Stored records ->
★ ★ ★ ★ ★ ★ ★

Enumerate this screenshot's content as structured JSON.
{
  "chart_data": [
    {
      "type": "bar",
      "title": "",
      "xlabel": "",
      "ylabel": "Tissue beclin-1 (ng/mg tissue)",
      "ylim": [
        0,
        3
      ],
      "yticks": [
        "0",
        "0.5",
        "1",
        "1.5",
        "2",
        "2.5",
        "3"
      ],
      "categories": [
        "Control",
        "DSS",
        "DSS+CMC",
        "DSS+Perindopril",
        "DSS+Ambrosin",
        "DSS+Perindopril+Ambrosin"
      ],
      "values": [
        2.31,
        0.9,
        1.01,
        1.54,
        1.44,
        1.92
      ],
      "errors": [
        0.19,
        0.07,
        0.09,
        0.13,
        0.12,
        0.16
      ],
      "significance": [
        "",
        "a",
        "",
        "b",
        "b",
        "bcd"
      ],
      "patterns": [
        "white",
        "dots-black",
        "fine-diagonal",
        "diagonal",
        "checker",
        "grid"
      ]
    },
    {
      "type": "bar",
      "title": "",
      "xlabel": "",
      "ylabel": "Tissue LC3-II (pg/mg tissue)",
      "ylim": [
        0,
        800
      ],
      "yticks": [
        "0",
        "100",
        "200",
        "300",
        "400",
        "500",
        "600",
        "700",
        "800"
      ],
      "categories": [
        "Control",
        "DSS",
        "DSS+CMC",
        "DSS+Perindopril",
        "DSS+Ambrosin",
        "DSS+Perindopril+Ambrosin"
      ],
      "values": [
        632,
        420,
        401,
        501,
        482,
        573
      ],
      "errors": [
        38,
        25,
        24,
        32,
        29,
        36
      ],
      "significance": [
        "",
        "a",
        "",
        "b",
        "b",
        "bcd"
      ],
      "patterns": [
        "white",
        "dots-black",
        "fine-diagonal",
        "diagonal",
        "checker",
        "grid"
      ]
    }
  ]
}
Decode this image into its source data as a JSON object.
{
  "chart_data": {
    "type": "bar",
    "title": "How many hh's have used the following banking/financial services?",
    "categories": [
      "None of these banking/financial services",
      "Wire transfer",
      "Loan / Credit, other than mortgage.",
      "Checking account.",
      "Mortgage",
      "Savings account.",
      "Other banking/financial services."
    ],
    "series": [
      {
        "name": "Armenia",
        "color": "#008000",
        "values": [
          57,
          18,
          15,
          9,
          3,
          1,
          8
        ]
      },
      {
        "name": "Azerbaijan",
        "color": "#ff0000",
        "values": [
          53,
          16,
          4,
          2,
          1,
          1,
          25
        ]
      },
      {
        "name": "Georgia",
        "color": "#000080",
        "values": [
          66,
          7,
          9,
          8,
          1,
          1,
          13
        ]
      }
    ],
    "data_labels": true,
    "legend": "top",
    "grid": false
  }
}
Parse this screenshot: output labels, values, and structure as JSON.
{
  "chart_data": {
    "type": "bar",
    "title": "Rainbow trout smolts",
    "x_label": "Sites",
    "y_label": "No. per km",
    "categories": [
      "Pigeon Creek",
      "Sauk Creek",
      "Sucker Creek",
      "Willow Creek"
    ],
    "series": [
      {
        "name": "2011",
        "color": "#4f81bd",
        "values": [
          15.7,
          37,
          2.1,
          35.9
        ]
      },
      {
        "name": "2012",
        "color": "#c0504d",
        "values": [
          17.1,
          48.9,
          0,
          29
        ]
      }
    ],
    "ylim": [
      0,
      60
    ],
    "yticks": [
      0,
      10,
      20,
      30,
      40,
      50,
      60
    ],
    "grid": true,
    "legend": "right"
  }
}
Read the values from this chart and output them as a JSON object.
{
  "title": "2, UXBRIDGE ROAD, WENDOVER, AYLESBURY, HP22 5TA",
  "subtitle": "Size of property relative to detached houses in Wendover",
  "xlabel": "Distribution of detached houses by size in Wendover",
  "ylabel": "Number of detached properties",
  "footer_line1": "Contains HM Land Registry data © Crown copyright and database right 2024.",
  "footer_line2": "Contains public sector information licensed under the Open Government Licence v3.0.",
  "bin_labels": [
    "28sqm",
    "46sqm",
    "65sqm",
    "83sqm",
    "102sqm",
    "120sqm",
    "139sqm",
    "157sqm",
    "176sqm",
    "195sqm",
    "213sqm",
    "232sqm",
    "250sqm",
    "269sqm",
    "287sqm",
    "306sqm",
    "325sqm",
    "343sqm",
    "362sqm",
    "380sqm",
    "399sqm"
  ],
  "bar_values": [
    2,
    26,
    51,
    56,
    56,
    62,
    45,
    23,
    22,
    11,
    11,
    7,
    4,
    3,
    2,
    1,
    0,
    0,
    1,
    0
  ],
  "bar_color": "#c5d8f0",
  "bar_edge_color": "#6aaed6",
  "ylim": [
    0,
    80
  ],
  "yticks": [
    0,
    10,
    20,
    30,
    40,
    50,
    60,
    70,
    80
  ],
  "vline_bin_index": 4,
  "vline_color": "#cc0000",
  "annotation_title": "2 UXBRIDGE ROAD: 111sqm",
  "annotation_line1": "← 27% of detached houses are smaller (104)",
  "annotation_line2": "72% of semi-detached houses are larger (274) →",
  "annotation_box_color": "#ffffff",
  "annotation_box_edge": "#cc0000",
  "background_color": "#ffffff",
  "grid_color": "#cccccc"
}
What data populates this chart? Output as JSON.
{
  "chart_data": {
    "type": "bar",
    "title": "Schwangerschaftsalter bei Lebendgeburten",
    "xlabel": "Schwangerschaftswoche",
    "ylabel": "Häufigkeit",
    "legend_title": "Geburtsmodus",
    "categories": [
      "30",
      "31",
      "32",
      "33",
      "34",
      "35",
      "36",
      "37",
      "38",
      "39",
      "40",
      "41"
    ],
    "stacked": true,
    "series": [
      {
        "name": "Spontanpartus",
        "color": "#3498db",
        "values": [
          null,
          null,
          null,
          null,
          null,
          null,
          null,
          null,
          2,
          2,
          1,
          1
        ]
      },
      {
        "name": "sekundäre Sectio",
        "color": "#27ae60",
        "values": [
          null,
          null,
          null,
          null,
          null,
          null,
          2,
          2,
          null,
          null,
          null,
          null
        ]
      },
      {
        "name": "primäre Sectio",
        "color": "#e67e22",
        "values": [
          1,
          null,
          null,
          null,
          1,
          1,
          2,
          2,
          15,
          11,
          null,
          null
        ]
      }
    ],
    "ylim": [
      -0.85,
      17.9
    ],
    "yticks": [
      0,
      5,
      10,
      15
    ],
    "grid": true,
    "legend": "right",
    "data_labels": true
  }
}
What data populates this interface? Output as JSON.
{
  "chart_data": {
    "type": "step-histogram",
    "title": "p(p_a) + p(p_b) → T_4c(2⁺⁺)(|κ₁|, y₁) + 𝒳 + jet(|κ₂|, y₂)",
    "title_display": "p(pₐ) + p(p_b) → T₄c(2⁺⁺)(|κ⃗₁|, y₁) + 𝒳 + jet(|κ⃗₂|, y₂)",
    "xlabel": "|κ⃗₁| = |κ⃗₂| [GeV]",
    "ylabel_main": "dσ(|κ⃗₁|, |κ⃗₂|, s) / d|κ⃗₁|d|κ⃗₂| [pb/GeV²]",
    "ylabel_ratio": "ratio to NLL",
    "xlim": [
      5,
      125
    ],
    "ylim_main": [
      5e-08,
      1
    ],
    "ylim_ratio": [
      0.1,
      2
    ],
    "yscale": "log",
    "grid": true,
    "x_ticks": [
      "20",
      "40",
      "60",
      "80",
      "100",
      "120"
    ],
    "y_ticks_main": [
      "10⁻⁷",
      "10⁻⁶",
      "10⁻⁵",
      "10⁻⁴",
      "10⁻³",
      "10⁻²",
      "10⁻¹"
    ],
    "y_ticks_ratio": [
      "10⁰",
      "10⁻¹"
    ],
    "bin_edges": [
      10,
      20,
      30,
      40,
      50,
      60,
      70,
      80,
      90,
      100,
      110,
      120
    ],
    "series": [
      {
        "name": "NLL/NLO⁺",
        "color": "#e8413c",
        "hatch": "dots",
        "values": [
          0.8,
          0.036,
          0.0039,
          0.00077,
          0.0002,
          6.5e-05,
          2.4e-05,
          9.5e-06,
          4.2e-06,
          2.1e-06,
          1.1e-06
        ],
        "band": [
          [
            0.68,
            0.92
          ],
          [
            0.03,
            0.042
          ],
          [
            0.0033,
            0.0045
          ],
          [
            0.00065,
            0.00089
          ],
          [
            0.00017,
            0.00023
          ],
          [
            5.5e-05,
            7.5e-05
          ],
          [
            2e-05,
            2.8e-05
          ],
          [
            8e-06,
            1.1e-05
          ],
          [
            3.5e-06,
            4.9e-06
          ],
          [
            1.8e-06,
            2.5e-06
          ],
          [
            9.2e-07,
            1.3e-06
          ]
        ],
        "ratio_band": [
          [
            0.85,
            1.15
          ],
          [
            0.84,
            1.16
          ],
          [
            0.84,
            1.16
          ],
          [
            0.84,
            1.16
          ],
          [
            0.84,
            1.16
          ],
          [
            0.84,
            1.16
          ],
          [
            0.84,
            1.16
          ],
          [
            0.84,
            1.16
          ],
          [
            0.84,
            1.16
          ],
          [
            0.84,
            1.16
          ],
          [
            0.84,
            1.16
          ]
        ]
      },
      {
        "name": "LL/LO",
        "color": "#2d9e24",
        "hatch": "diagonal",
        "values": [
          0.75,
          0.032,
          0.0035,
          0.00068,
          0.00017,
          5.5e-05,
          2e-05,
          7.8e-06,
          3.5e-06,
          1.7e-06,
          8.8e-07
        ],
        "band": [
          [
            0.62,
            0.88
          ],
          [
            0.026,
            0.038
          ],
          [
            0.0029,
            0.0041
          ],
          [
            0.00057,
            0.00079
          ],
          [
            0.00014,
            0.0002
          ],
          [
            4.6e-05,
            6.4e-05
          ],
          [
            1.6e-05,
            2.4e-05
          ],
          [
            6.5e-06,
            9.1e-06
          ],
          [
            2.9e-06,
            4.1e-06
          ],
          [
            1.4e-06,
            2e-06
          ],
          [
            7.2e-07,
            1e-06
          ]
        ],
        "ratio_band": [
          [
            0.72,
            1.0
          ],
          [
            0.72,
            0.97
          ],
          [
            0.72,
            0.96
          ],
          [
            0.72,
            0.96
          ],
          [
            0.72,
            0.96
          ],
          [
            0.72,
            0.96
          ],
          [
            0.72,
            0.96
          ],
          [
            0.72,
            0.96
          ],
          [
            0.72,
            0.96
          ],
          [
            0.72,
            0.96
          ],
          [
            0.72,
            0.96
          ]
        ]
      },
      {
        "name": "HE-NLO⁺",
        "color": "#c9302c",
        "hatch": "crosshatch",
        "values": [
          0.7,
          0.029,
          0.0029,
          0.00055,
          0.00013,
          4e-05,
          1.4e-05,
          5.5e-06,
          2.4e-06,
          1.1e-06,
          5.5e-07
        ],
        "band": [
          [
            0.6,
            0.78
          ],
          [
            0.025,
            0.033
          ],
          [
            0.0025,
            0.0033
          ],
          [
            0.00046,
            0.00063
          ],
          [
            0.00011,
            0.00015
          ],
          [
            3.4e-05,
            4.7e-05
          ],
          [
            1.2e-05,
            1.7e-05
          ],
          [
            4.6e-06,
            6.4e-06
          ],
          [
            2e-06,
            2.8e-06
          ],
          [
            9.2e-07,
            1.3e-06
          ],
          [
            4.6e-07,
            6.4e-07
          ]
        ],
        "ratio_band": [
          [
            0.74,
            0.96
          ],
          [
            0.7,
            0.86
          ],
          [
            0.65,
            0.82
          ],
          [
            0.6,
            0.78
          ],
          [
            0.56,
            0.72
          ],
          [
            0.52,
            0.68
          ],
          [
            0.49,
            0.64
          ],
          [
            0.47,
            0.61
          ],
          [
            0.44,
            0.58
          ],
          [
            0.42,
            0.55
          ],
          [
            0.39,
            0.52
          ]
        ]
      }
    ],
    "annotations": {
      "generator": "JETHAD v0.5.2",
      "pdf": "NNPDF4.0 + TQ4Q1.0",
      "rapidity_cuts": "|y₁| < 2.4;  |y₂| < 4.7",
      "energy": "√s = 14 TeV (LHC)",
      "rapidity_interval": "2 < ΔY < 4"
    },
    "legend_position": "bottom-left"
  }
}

★ ★ ★ ★ ★ ★ ★

What the task requires -> Among the lines of the material, find those that hold the word "tissue" and copy them.

Task answer ->
      "ylabel": "Tissue beclin-1 (ng/mg tissue)",
      "ylabel": "Tissue LC3-II (pg/mg tissue)",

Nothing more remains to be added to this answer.